How many lines in these records hold the string "Stripping"? Reply with the number alone.

Records that describe figures:
■ ■ ■ ■ ■ ■ ■

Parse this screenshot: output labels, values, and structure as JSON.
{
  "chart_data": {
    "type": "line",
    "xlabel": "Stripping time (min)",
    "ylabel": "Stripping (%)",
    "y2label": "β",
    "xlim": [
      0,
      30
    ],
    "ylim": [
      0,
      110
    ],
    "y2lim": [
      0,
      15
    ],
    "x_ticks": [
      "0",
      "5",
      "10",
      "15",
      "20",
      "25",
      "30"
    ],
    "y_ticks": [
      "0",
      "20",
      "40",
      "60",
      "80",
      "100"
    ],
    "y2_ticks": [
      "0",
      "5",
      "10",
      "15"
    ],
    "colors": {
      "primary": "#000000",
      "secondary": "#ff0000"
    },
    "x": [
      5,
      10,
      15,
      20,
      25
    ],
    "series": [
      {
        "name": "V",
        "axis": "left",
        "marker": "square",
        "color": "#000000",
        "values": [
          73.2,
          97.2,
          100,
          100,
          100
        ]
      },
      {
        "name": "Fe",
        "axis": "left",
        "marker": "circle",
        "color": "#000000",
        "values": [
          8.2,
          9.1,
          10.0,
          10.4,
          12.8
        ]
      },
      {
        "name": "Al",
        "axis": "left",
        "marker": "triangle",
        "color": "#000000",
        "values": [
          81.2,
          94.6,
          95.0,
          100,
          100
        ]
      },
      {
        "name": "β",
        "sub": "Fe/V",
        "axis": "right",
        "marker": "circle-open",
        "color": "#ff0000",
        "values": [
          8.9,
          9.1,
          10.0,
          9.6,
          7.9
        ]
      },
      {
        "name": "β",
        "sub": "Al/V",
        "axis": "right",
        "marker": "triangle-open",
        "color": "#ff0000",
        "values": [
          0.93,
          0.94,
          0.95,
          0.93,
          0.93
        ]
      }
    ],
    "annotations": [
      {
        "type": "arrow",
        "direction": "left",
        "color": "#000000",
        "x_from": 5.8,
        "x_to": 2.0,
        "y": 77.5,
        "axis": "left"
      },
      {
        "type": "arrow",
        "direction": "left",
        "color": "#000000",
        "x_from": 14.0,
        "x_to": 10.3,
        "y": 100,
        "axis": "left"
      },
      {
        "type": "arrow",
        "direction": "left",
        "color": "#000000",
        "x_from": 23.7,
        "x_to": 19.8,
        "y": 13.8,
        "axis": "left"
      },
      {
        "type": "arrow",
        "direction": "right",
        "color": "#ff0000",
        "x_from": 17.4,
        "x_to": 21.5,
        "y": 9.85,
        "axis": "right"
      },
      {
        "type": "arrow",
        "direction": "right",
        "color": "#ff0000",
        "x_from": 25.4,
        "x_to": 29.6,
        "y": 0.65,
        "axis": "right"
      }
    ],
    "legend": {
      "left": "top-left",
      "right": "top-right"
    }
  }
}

■ ■ ■ ■ ■ ■ ■

> [Task output]: 2